* What the exercise asks *
Return all lines where the word "макромицетов" can be found.

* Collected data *
------

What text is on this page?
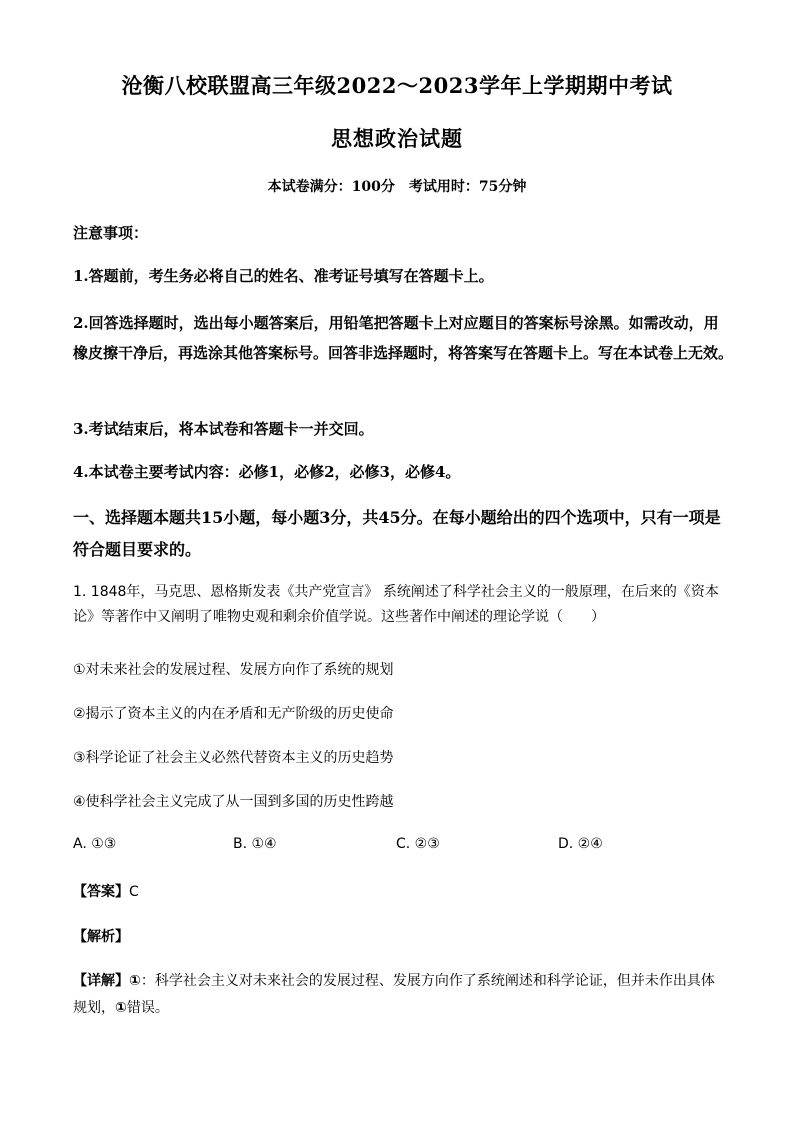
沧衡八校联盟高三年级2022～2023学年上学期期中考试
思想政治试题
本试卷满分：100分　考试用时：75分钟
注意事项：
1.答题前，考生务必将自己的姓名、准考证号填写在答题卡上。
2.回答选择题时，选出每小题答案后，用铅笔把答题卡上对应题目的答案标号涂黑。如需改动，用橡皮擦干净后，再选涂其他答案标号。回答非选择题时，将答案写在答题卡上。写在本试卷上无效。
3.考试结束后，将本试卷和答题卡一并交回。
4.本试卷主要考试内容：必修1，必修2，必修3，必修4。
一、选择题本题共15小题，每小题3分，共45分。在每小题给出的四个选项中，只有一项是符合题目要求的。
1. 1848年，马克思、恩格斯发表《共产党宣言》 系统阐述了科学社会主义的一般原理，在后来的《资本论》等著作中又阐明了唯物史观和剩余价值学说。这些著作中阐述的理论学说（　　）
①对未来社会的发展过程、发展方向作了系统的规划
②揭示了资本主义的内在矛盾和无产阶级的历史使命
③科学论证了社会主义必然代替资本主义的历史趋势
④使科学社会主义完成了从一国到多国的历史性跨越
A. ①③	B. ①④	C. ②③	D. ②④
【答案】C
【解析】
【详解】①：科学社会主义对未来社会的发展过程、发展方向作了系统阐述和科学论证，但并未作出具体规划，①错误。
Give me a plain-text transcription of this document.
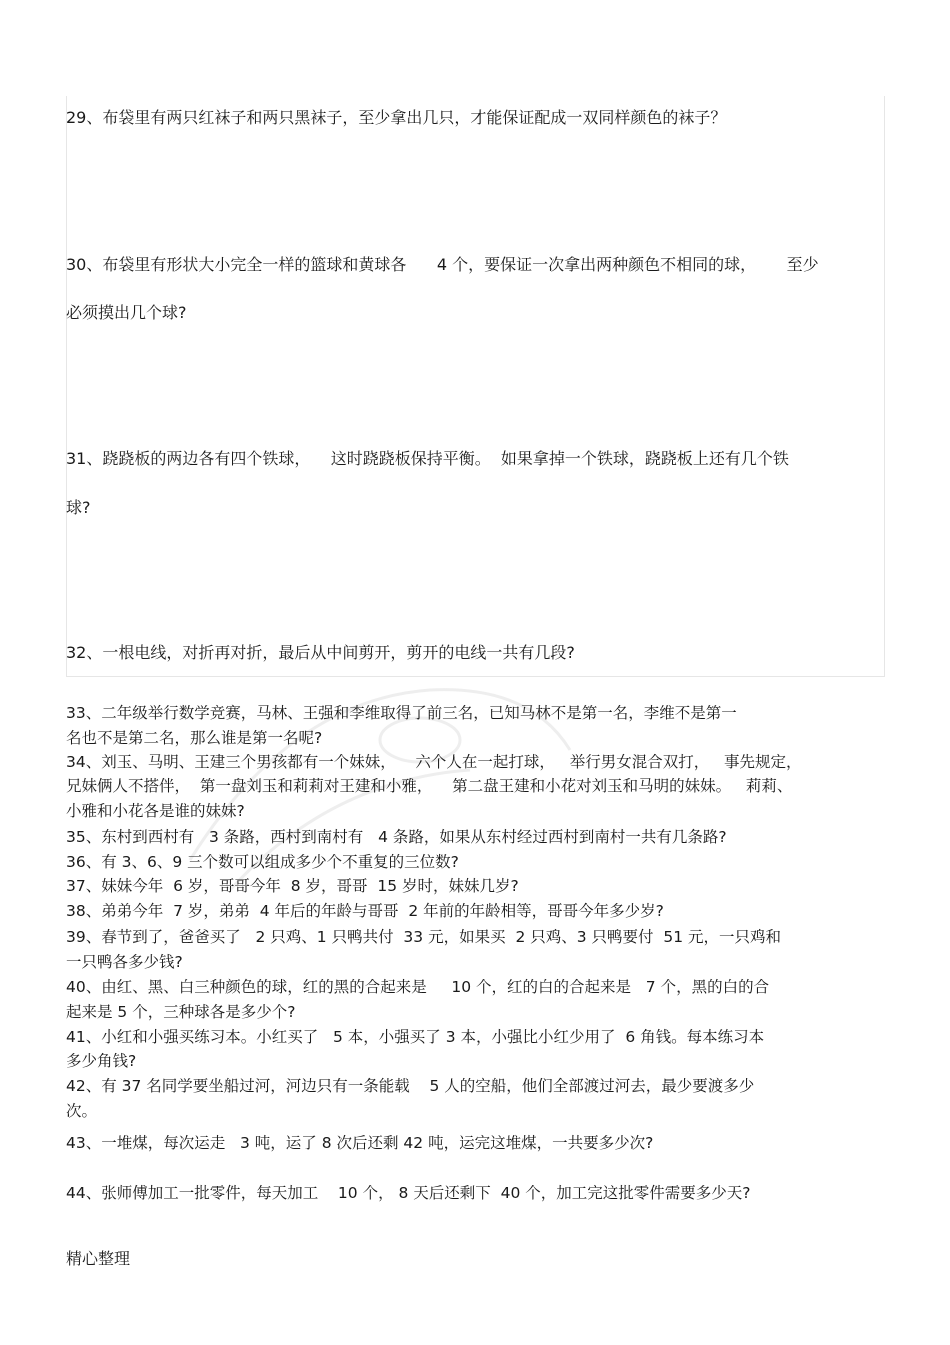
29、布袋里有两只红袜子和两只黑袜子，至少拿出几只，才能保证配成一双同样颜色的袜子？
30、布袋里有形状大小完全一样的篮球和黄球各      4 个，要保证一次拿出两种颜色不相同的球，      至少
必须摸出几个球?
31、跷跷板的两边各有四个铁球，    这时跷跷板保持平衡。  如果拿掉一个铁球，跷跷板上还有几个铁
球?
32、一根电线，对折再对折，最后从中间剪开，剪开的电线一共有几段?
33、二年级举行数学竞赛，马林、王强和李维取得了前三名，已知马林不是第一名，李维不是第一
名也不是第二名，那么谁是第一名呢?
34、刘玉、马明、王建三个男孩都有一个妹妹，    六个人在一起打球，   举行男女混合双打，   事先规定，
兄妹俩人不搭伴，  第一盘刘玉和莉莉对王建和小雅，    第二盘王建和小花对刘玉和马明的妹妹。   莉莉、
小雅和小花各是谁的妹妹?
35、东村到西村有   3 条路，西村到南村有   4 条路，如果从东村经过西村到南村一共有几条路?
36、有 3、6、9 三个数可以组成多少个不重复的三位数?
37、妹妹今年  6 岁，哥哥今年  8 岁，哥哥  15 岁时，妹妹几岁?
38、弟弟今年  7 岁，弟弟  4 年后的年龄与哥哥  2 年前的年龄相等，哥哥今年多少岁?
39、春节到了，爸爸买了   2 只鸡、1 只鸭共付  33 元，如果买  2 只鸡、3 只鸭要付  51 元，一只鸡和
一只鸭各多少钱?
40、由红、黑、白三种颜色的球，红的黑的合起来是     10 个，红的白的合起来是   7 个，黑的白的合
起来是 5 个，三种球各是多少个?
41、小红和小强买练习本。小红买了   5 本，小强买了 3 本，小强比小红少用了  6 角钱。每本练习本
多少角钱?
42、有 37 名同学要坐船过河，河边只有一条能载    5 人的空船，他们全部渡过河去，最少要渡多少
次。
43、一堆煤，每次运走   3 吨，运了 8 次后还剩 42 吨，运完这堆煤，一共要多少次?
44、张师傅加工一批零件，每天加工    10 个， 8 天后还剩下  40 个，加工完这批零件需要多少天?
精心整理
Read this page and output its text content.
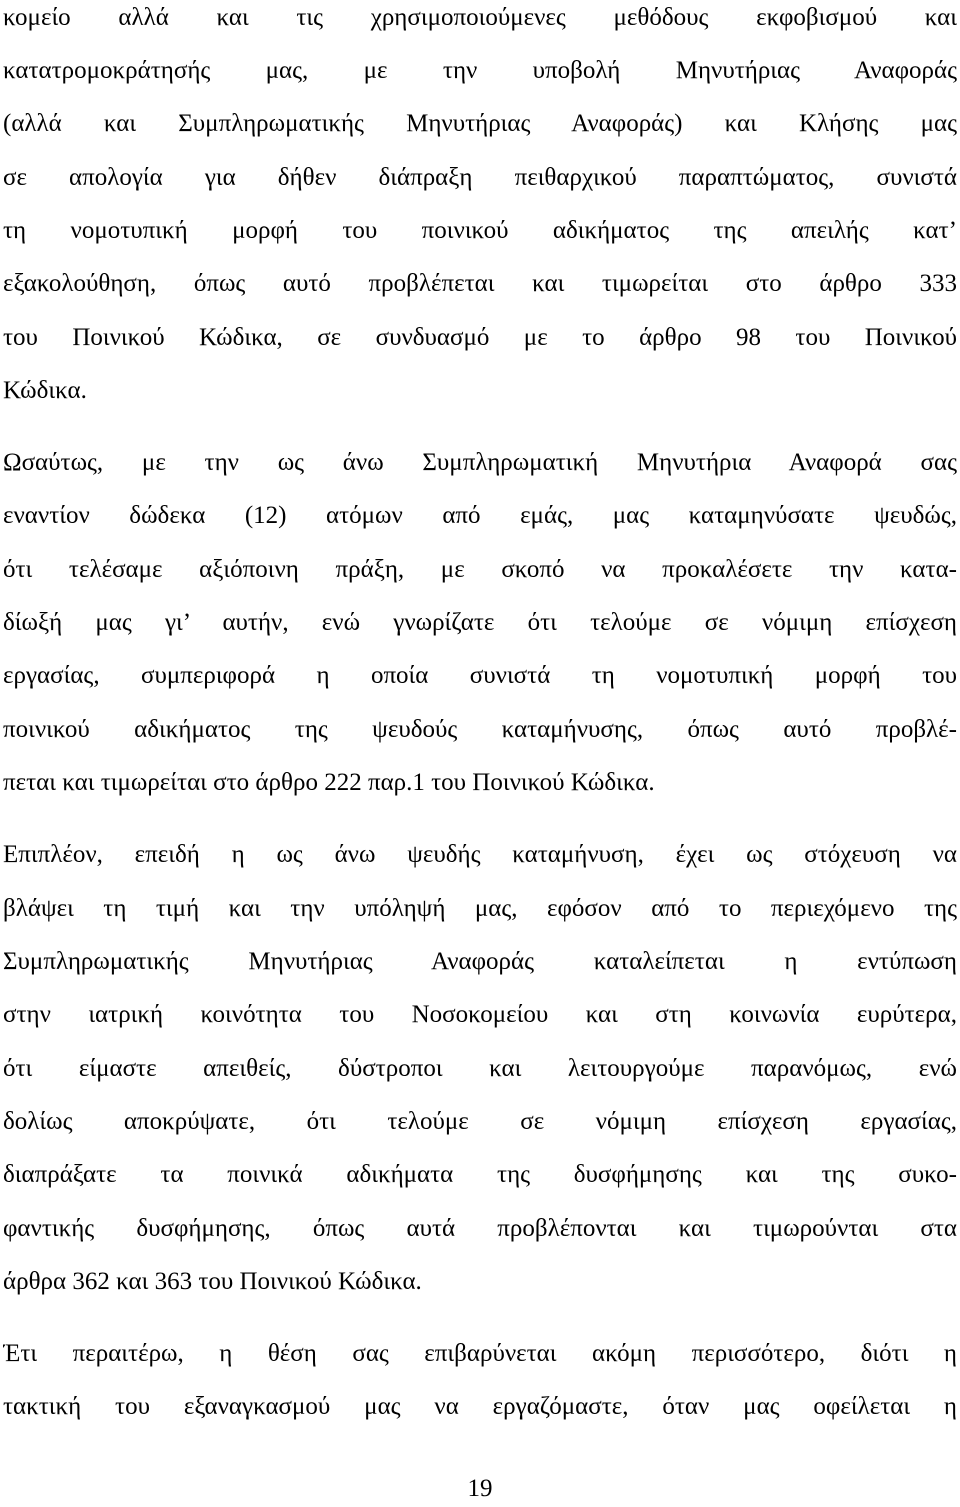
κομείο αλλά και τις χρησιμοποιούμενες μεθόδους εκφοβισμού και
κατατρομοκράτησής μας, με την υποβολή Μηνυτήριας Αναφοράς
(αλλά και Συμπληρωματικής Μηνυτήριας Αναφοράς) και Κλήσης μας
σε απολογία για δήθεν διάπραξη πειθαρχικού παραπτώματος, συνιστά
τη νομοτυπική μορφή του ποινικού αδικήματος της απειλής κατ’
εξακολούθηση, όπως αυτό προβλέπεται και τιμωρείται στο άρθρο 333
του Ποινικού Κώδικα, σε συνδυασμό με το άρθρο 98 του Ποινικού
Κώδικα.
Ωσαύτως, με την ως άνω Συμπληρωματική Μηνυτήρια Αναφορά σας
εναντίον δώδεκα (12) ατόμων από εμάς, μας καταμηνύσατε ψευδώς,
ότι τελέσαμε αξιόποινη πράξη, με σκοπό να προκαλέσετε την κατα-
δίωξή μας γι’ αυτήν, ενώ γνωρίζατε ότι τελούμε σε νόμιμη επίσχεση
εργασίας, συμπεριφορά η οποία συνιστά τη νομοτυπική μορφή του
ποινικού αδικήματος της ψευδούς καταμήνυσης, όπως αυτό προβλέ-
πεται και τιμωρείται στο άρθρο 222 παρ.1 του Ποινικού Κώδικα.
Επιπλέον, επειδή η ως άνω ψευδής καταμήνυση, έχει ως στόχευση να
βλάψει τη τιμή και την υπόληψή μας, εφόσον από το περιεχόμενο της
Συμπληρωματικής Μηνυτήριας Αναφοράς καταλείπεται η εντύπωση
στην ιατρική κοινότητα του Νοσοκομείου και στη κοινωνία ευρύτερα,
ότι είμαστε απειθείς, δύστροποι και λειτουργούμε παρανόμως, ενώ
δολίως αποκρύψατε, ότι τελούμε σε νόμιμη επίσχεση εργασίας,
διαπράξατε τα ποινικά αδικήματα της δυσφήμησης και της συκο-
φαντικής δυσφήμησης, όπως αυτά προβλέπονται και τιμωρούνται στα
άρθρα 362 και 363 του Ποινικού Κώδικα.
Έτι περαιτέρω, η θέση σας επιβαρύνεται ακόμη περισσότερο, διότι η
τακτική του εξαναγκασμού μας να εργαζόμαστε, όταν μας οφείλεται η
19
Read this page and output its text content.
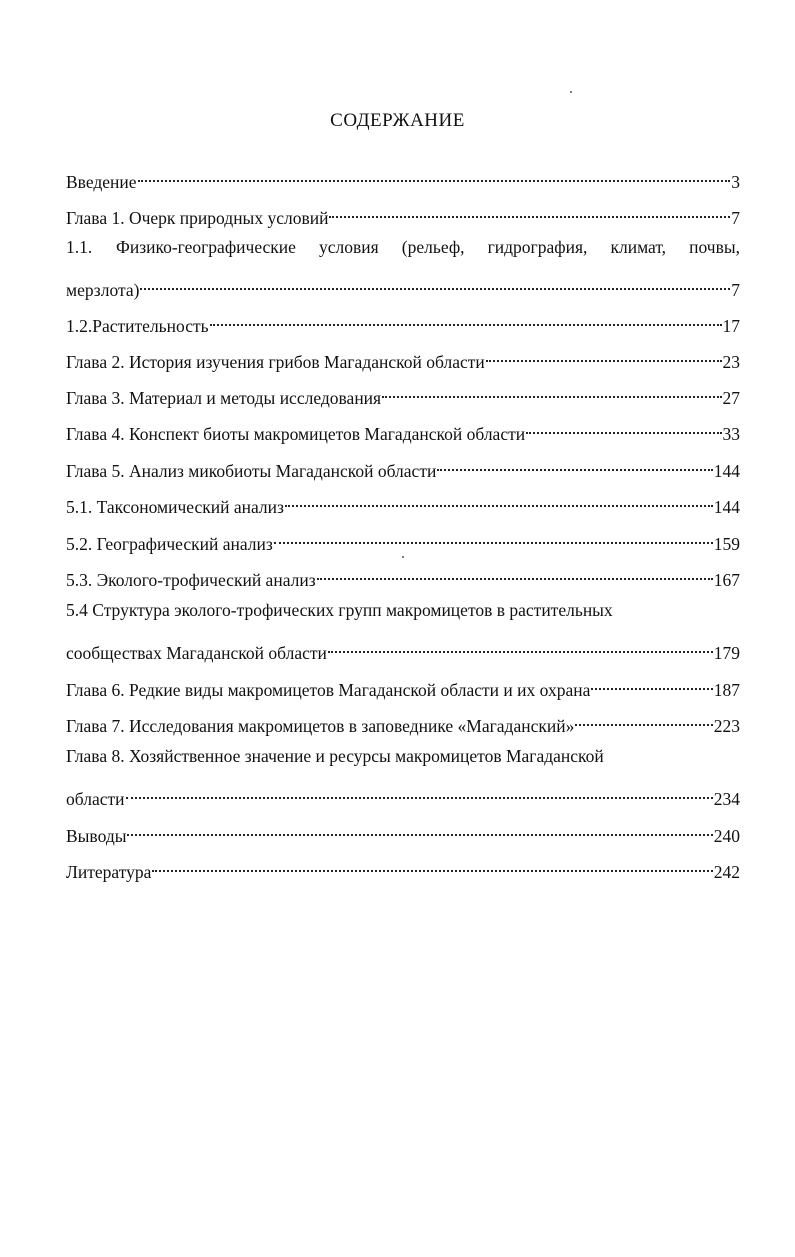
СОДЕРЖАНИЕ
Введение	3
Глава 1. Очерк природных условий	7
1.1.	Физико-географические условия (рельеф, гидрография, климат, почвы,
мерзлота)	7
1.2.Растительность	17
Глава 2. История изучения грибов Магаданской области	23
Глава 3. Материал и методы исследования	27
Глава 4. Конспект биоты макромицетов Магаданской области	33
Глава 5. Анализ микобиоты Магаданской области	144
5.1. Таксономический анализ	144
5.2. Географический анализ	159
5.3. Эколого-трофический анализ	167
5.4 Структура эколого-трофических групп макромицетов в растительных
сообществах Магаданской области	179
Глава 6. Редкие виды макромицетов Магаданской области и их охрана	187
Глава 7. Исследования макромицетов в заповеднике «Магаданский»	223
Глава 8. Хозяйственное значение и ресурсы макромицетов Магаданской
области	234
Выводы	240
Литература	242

------

* Expected answer *
Глава 4. Конспект биоты макромицетов Магаданской области	33
5.4 Структура эколого-трофических групп макромицетов в растительных
Глава 6. Редкие виды макромицетов Магаданской области и их охрана	187
Глава 7. Исследования макромицетов в заповеднике «Магаданский»	223
Глава 8. Хозяйственное значение и ресурсы макромицетов Магаданской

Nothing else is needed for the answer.